In [103]:
import numpy as np 
import pandas as pd
import csv 
import difflib
import itertools
import operator


import os 
os.chdir("/Users/susanchen/Documents/GitHub/skincare_classification/Data_sets")

## 2.0 Load the dataset 

In [104]:
ingredientInfo = pd.read_csv('ingredient_cleaned.txt', sep = ",")
df = pd.read_csv('Master_uncleaned.csv')

In [105]:
df.head()

Unnamed: 0,Product,Brand,Ingredients,Price,Skin Type,Combination,Dry,Normal,Oily,Sensitive
0,Glycolic Acid 7% Toning Solution,The Ordinary,"Aqua (Water), Glycolic Acid, Rosa Damascena Fl...",8.7,Oily,1,1,1,1,1
1,The Microdelivery Exfoliating Facial Wash,Philosophy,"Aqua/Water/Eau, Solum Diatomeae/Diatomaceous E...",29.0,Oily,1,1,1,1,1
2,AHA/BHA Exfoliating Cleanser,Murad,"Water (Aqua), Sodium Laureth Sulfate, Cocamido...",40.0,Oily,1,1,1,1,1
3,Anti-Aging Cleansing Gel,Peter Thomas Roth,"Water/Aqua/Eau, Sodium Laureth Sulfate, Cocami...",39.0,Oily,1,1,1,1,1
4,Hydrating Facial Cleanser,CeraVe,"Purified Water, Glycerin, Behentrimonium Metho...",13.49,Oily,1,1,1,1,1


In [106]:
ingredientInfo.head()

▶ [RECORD EXCERPTS]
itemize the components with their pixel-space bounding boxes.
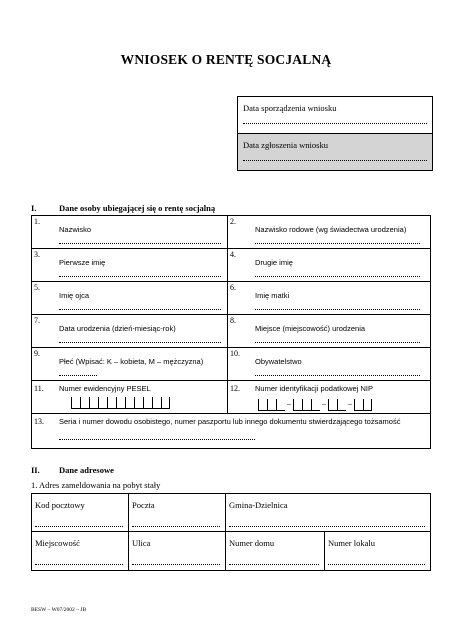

* * *

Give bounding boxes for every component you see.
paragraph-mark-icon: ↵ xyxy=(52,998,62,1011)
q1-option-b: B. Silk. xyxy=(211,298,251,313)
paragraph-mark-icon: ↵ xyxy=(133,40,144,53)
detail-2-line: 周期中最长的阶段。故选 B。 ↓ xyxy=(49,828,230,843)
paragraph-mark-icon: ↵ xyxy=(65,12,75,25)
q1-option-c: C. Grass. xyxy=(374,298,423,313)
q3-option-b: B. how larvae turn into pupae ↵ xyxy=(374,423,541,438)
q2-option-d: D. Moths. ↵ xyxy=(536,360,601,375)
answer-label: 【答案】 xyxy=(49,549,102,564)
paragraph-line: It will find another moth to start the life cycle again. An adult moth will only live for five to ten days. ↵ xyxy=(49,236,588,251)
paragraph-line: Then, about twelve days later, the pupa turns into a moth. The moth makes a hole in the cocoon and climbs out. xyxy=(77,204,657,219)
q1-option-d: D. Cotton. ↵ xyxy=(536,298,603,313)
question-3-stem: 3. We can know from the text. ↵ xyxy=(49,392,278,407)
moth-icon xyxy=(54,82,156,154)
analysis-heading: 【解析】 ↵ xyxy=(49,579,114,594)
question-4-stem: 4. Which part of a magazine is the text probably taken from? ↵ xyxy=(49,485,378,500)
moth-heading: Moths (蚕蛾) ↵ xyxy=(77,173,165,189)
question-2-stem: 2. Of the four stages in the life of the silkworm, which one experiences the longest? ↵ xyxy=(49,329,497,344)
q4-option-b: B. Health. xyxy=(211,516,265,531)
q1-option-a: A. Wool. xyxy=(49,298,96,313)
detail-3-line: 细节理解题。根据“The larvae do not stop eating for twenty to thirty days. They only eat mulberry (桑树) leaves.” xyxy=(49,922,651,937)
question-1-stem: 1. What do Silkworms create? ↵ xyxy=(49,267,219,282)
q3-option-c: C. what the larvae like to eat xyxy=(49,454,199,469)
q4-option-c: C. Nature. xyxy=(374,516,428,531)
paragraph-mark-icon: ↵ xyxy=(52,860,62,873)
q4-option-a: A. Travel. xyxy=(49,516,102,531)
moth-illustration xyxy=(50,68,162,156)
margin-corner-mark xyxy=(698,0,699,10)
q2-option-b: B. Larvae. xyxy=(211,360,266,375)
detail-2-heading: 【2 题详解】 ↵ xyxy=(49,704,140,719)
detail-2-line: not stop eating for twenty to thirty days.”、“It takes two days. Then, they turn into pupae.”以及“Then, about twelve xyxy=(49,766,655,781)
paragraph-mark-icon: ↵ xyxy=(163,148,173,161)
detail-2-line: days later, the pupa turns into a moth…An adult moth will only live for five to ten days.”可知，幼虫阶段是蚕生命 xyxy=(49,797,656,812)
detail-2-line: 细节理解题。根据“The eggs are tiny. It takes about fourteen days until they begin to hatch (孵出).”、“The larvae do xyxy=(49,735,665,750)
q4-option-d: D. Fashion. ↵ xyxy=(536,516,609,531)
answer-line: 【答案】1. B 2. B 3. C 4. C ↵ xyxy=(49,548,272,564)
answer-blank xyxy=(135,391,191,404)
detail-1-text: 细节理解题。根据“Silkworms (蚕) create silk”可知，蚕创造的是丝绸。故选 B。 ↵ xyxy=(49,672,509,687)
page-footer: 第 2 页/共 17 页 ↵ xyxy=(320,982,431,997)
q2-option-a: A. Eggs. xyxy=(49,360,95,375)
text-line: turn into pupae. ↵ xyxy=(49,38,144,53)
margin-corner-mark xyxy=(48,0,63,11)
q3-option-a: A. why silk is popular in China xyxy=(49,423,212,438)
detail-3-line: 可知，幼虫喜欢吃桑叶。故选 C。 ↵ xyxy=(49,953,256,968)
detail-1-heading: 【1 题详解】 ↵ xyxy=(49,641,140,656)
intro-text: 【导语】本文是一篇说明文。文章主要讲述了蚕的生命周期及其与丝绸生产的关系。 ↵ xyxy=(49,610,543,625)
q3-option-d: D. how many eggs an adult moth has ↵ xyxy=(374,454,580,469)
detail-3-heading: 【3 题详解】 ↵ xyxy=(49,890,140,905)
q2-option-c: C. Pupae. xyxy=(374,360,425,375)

...

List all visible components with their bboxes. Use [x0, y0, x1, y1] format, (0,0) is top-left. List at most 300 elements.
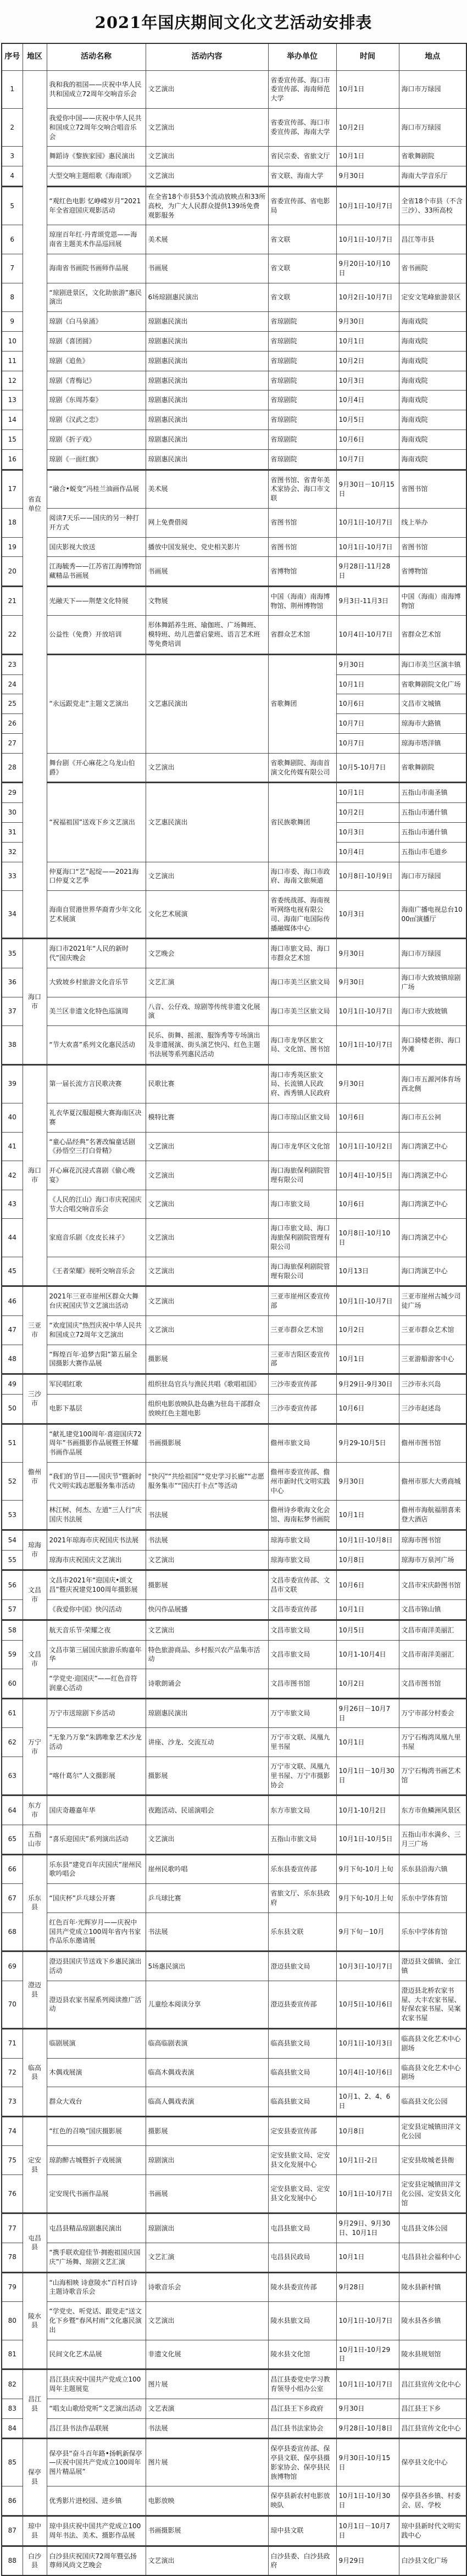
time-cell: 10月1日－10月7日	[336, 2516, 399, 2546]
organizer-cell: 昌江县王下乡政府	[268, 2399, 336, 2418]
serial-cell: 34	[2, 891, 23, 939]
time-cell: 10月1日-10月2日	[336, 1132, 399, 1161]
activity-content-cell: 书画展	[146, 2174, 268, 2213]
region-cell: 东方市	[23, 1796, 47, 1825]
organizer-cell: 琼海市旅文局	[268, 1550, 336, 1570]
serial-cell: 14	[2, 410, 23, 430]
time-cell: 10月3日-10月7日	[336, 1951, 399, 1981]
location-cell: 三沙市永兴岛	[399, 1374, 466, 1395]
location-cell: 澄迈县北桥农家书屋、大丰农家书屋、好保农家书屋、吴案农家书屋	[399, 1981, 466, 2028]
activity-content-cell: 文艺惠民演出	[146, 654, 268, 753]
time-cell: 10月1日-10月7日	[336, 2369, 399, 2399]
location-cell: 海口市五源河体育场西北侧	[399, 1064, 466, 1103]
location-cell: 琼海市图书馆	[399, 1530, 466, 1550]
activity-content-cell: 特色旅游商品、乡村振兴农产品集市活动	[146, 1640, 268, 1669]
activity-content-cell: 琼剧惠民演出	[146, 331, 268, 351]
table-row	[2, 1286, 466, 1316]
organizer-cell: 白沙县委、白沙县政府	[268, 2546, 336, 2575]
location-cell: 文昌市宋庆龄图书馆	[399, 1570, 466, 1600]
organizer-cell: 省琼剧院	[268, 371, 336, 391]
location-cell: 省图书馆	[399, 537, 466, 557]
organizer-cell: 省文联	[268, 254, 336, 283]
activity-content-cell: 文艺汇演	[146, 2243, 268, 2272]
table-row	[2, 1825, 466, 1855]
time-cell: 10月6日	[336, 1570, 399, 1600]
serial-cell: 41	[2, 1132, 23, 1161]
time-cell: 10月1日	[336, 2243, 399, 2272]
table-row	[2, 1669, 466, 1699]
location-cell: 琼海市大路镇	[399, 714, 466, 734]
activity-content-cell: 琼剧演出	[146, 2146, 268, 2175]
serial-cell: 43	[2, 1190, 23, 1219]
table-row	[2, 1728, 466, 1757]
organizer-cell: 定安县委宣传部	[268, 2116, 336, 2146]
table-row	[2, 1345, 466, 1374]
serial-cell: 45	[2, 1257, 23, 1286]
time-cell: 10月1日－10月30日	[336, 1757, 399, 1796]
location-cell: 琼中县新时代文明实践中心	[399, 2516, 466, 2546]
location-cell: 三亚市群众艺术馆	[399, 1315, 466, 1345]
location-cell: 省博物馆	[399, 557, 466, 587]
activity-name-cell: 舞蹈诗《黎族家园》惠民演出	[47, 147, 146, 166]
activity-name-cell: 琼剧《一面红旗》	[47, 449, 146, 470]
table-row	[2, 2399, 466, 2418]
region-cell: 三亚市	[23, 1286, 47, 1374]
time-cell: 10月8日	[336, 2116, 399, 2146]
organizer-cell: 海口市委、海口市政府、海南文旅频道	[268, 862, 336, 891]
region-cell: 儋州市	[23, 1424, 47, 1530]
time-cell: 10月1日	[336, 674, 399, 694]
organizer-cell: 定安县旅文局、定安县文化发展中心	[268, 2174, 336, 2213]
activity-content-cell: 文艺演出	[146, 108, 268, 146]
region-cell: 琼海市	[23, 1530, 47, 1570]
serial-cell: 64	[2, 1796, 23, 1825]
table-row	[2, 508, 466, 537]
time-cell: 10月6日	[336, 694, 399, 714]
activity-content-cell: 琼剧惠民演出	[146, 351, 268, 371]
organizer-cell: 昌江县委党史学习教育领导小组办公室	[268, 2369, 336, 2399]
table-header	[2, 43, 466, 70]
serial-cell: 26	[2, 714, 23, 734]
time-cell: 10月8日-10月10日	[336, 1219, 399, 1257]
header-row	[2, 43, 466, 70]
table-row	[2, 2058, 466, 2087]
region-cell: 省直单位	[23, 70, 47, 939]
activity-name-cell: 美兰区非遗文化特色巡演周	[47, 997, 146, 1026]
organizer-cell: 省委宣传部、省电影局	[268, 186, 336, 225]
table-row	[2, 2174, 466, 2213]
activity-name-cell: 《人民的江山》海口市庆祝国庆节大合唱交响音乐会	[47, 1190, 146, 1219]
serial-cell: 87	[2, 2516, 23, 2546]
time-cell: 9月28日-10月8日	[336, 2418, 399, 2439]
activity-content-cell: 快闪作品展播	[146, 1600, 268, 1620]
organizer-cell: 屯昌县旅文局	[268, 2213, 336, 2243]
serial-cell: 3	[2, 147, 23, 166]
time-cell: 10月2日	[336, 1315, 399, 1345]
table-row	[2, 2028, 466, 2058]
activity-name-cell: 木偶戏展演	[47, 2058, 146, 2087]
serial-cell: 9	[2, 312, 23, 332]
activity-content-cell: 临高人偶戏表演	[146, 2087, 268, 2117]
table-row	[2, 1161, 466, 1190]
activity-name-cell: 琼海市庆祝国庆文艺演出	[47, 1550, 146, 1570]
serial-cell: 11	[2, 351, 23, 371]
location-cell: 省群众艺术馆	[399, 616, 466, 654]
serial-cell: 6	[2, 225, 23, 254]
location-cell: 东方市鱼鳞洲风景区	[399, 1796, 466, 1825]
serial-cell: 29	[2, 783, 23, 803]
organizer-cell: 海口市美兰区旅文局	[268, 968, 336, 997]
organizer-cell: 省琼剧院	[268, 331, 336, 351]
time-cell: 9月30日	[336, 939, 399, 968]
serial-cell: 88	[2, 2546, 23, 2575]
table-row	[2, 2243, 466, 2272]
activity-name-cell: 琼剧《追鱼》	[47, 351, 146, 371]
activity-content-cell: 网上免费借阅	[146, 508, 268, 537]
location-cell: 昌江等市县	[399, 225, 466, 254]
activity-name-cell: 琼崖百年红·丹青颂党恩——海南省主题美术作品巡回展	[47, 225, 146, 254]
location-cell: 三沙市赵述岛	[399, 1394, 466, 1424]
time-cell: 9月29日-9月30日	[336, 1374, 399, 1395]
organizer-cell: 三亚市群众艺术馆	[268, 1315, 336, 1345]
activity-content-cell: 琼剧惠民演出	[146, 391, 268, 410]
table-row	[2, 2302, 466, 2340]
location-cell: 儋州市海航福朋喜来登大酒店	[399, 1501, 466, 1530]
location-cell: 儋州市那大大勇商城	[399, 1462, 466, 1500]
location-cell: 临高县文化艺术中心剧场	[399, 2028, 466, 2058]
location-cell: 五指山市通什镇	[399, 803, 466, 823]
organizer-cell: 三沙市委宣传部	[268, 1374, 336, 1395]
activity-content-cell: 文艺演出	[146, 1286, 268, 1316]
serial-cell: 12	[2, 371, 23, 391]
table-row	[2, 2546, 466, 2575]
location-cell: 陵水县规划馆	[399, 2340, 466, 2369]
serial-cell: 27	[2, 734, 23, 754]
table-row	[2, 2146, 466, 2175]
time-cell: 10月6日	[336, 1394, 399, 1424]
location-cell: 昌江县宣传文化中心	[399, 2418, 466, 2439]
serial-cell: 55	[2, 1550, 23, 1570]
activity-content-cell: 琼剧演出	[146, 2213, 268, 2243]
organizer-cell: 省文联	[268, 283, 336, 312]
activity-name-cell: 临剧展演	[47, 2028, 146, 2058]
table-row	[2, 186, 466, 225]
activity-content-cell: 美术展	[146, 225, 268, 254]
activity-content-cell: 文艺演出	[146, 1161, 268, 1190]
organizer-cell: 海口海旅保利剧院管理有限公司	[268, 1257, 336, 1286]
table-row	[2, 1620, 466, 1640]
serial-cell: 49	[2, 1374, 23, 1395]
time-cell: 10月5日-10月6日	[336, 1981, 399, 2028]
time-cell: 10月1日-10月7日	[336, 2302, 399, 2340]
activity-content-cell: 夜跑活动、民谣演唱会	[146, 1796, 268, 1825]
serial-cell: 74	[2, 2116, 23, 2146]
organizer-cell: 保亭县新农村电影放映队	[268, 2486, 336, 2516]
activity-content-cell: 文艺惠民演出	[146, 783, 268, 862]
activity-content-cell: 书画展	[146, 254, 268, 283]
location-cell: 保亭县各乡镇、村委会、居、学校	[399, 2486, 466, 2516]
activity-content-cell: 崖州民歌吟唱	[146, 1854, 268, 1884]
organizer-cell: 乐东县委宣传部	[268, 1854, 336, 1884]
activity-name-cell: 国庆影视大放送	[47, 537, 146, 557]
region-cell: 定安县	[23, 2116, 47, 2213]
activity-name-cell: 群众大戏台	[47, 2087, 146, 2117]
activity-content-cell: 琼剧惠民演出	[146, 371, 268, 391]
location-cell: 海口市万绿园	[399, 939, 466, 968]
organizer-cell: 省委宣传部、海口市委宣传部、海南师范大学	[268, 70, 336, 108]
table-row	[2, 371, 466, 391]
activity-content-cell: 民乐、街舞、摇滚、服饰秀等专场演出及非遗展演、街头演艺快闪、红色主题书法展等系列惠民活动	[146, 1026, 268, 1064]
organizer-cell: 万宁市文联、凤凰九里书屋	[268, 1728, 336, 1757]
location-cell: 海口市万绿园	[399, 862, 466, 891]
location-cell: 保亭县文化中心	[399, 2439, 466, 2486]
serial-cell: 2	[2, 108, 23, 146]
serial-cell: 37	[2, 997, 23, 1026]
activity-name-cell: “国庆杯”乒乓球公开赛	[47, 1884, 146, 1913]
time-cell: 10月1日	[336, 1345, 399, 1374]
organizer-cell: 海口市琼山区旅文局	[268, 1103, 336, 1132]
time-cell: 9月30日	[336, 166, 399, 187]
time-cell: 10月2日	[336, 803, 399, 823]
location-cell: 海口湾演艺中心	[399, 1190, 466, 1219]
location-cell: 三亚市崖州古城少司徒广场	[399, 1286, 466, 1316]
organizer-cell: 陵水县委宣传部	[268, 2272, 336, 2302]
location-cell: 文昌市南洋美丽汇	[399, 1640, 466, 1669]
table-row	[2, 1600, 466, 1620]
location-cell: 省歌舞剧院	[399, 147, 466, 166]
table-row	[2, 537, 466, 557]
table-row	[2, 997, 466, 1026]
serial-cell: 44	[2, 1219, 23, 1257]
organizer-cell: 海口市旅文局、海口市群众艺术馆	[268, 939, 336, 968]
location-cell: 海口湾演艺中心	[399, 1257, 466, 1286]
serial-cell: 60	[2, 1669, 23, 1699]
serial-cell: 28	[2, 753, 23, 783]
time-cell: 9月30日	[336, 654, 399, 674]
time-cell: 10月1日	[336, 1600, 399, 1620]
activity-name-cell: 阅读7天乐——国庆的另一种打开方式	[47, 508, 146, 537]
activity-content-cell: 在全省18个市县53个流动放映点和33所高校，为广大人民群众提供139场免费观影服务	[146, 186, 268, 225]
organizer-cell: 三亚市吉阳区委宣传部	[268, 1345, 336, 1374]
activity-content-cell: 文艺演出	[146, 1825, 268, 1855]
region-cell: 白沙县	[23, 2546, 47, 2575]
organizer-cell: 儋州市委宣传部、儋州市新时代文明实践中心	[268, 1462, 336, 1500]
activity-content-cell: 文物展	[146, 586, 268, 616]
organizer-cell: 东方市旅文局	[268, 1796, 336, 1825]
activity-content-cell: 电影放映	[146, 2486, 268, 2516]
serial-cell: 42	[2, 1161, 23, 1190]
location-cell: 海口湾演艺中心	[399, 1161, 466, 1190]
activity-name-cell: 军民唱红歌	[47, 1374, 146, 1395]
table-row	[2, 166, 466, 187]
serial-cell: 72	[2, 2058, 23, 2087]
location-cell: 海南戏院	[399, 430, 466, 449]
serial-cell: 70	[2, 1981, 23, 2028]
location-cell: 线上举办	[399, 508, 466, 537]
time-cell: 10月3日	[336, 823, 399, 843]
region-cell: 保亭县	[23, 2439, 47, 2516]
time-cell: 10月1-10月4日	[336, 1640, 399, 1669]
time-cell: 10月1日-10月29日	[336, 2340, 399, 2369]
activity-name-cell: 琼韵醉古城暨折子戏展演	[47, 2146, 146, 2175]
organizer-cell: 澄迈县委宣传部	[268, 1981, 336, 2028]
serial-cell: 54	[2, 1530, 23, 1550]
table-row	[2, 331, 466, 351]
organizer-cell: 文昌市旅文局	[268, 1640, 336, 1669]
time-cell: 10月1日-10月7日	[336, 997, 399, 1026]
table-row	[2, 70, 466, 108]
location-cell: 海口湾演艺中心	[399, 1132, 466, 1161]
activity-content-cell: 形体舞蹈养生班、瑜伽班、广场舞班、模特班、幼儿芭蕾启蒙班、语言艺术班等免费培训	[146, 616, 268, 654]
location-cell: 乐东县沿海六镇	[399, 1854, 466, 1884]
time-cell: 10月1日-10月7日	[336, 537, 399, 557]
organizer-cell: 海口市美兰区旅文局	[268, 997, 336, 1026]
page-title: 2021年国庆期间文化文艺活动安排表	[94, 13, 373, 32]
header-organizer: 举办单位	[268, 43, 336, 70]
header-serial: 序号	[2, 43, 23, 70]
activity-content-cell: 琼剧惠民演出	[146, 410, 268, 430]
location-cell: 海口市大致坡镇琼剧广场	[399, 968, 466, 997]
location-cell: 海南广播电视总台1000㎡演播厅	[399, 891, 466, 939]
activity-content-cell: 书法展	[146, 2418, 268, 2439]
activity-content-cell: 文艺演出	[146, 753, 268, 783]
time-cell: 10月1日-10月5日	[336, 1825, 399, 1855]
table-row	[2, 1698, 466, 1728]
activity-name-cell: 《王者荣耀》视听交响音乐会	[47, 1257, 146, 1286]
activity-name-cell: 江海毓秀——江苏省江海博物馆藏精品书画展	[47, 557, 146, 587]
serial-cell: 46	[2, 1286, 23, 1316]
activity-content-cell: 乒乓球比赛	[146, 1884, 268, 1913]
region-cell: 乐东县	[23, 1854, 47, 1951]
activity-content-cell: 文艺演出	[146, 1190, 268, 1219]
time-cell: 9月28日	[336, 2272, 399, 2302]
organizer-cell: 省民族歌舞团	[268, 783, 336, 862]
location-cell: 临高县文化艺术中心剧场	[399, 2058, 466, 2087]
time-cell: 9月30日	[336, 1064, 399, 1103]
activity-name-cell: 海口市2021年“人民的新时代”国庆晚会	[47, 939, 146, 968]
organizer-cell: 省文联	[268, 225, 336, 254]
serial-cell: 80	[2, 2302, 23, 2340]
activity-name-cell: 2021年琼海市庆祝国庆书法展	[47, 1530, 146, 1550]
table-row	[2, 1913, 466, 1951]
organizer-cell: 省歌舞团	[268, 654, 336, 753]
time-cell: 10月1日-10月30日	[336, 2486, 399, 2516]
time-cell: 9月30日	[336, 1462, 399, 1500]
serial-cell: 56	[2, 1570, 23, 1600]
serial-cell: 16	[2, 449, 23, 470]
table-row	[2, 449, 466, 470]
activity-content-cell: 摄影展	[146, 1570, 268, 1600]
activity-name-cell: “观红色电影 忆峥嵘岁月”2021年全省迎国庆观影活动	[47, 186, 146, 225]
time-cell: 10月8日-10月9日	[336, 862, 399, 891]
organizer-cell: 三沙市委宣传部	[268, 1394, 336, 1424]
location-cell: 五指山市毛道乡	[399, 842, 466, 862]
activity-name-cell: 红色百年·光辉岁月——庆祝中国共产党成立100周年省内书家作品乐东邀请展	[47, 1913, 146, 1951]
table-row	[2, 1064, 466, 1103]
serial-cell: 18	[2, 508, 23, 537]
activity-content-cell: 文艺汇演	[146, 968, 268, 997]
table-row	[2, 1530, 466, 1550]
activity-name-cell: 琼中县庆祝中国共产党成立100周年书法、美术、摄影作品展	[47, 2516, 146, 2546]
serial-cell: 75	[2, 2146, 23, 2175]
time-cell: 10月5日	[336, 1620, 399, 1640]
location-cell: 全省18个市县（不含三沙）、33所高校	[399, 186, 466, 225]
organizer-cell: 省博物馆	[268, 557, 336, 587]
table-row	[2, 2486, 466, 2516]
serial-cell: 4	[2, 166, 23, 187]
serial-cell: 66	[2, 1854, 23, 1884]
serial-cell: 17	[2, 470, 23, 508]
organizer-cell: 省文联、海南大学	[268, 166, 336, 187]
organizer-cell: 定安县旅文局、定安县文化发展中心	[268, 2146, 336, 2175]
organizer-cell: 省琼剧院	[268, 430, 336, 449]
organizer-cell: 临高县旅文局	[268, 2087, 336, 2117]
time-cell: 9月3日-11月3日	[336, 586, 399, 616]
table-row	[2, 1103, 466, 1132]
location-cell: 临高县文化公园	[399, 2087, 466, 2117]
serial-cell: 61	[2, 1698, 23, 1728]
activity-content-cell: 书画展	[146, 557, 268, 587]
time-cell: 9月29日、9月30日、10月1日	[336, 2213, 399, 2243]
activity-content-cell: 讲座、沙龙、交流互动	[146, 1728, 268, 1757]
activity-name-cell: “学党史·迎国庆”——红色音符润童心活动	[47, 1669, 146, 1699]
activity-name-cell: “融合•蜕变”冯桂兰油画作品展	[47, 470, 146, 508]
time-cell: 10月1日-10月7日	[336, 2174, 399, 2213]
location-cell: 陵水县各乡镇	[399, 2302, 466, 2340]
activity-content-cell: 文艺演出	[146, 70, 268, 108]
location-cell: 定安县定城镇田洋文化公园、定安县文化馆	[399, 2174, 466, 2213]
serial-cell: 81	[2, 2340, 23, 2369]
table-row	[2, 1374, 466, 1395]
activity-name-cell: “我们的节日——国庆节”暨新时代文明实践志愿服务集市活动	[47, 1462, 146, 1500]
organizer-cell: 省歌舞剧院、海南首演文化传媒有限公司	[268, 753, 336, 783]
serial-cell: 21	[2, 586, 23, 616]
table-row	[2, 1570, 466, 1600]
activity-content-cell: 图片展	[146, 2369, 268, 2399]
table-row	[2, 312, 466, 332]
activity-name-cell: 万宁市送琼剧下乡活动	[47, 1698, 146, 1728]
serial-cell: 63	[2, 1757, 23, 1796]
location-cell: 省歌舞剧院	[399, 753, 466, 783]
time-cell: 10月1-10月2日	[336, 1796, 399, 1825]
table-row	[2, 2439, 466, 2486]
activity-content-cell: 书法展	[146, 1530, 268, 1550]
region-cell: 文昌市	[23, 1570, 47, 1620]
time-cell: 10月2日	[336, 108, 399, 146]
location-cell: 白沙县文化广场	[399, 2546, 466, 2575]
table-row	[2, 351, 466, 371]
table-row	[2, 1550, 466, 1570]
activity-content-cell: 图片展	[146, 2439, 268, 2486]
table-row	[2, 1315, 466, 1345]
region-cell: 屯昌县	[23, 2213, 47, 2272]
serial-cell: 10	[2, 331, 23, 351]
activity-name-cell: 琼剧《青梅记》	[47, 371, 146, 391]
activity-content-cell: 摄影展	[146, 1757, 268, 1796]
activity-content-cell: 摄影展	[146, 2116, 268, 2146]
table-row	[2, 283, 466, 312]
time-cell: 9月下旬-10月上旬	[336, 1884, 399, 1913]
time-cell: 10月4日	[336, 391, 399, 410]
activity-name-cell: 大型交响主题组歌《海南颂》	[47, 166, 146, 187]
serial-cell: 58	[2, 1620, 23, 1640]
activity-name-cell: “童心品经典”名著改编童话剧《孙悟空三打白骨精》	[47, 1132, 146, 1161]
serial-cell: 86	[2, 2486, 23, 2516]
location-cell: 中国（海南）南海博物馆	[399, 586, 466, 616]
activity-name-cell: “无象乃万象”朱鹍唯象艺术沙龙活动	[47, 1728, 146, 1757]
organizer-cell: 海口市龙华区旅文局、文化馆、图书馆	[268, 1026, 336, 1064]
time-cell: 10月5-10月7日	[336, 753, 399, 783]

▶ [THE REQUEST]
Answer these questions from the skincare notebook excerpt:
1. Which file is read into ingredientInfo?
2. Which brand is listed for the Hydrating Facial Cleanser?
3. What price is shown for the Anti-Aging Cleansing Gel?

▶ [EXPECTED ANSWER]
1. ingredient_cleaned.txt
2. CeraVe
3. 39.0